BRIEF
Output the material word for word. Leave each picture out.

Dataset records

──────────────────────────────

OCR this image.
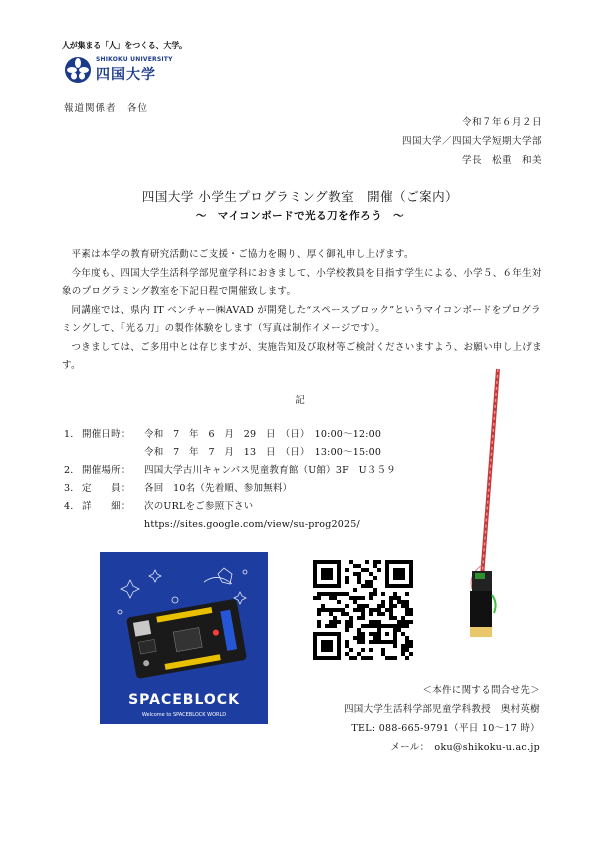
人が集まる「人」をつくる、大学。
SHIKOKU UNIVERSITY
四国大学
報道関係者　各位
令和７年６月２日
四国大学／四国大学短期大学部
学長　松重　和美
四国大学 小学生プログラミング教室　開催（ご案内）
～　マイコンボードで光る刀を作ろう　～

平素は本学の教育研究活動にご支援・ご協力を賜り、厚く御礼申し上げます。

今年度も、四国大学生活科学部児童学科におきまして、小学校教員を目指す学生による、小学５、６年生対象のプログラミング教室を下記日程で開催致します。

同講座では、県内 IT ベンチャー㈱AVAD が開発した“スペースブロック”というマイコンボードをプログラミングして、「光る刀」の製作体験をします（写真は制作イメージです）。

つきましては、ご多用中とは存じますが、実施告知及び取材等ご検討くださいますよう、お願い申し上げます。

記
1. 開催日時： 令和　7　年　6　月　29　日　（日）　10:00～12:00
令和　7　年　7　月　13　日　（日）　13:00～15:00
2. 開催場所： 四国大学古川キャンパス児童教育館（U館）3F　U３５９
3. 定　　員： 各回　10名（先着順、参加無料）
4. 詳　　細： 次のURLをご参照下さい
https://sites.google.com/view/su-prog2025/
SPACEBLOCK
Welcome to SPACEBLOCK WORLD
＜本件に関する問合せ先＞
四国大学生活科学部児童学科教授　奥村英樹
TEL: 088-665-9791（平日 10～17 時）
メール：　oku@shikoku-u.ac.jp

──────────────────────────────

SOLUTION TO THE EXERCISE
OCR this image.
人が集まる「人」をつくる、大学。
SHIKOKU UNIVERSITY
四国大学
報道関係者　各位
令和７年６月２日
四国大学／四国大学短期大学部
学長　松重　和美
四国大学 小学生プログラミング教室　開催（ご案内）
～　マイコンボードで光る刀を作ろう　～

平素は本学の教育研究活動にご支援・ご協力を賜り、厚く御礼申し上げます。

今年度も、四国大学生活科学部児童学科におきまして、小学校教員を目指す学生による、小学５、６年生対象のプログラミング教室を下記日程で開催致します。

同講座では、県内 IT ベンチャー㈱AVAD が開発した“スペースブロック”というマイコンボードをプログラミングして、「光る刀」の製作体験をします（写真は制作イメージです）。

つきましては、ご多用中とは存じますが、実施告知及び取材等ご検討くださいますよう、お願い申し上げます。

記
1. 開催日時： 令和　7　年　6　月　29　日　（日）　10:00～12:00
令和　7　年　7　月　13　日　（日）　13:00～15:00
2. 開催場所： 四国大学古川キャンパス児童教育館（U館）3F　U３５９
3. 定　　員： 各回　10名（先着順、参加無料）
4. 詳　　細： 次のURLをご参照下さい
https://sites.google.com/view/su-prog2025/
SPACEBLOCK
Welcome to SPACEBLOCK WORLD
＜本件に関する問合せ先＞
四国大学生活科学部児童学科教授　奥村英樹
TEL: 088-665-9791（平日 10～17 時）
メール：　oku@shikoku-u.ac.jp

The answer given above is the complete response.